(Records from a data source)
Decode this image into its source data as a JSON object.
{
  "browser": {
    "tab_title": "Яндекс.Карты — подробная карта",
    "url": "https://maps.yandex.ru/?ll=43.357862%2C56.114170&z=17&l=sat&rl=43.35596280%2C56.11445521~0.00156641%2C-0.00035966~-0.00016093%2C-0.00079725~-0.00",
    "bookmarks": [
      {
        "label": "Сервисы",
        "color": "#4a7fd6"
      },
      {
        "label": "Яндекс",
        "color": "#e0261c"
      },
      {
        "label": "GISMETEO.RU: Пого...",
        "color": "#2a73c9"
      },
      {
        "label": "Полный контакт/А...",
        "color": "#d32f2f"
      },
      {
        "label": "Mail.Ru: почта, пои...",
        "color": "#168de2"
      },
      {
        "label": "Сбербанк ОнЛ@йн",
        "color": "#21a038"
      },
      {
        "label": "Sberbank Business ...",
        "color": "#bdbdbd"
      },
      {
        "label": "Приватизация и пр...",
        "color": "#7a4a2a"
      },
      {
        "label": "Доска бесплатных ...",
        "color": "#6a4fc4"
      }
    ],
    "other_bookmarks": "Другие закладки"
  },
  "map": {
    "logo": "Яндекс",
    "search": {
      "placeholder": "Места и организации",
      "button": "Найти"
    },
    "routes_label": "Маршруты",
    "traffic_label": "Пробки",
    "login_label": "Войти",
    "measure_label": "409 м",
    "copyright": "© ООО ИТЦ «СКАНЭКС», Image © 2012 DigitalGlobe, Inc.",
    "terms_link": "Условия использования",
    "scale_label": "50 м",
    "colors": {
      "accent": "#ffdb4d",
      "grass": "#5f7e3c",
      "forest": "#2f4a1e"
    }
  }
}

* [Requirements]: Which lines in the data above contain "Яндекс"? Show each one.

* [Result of the exercise]:
    "tab_title": "Яндекс.Карты — подробная карта",
        "label": "Яндекс",
    "logo": "Яндекс",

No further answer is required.